Layout dataset entries:
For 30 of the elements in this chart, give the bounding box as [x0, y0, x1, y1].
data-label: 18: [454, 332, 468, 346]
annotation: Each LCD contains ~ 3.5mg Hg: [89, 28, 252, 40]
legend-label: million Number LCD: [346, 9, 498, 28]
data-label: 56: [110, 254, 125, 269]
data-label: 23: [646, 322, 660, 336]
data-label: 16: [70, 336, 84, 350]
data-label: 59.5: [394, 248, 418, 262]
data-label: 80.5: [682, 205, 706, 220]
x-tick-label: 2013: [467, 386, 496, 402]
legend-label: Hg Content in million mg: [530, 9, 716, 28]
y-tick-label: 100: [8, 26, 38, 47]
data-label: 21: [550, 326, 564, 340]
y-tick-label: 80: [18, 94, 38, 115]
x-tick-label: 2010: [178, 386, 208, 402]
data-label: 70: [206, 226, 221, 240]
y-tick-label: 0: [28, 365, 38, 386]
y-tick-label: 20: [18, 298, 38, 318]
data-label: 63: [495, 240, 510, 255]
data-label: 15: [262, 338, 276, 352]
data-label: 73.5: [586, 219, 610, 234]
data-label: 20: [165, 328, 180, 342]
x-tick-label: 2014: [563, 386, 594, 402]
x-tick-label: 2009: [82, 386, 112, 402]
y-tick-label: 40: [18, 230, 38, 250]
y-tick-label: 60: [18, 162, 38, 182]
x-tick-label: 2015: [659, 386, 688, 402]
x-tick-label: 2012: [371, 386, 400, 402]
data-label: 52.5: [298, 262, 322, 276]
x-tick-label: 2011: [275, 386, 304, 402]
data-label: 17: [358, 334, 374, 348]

[PROMPT] Copy out every line of the material above, keeping each character the same.

[WRITTEN ANSWER]
For 30 of the elements in this chart, give the bounding box as [x0, y0, x1, y1].
data-label: 18: [454, 332, 468, 346]
annotation: Each LCD contains ~ 3.5mg Hg: [89, 28, 252, 40]
legend-label: million Number LCD: [346, 9, 498, 28]
data-label: 56: [110, 254, 125, 269]
data-label: 23: [646, 322, 660, 336]
data-label: 16: [70, 336, 84, 350]
data-label: 59.5: [394, 248, 418, 262]
data-label: 80.5: [682, 205, 706, 220]
x-tick-label: 2013: [467, 386, 496, 402]
legend-label: Hg Content in million mg: [530, 9, 716, 28]
y-tick-label: 100: [8, 26, 38, 47]
data-label: 21: [550, 326, 564, 340]
y-tick-label: 80: [18, 94, 38, 115]
x-tick-label: 2010: [178, 386, 208, 402]
data-label: 70: [206, 226, 221, 240]
y-tick-label: 0: [28, 365, 38, 386]
y-tick-label: 20: [18, 298, 38, 318]
data-label: 63: [495, 240, 510, 255]
data-label: 15: [262, 338, 276, 352]
data-label: 73.5: [586, 219, 610, 234]
data-label: 20: [165, 328, 180, 342]
x-tick-label: 2014: [563, 386, 594, 402]
x-tick-label: 2009: [82, 386, 112, 402]
y-tick-label: 40: [18, 230, 38, 250]
y-tick-label: 60: [18, 162, 38, 182]
x-tick-label: 2015: [659, 386, 688, 402]
x-tick-label: 2012: [371, 386, 400, 402]
data-label: 52.5: [298, 262, 322, 276]
x-tick-label: 2011: [275, 386, 304, 402]
data-label: 17: [358, 334, 374, 348]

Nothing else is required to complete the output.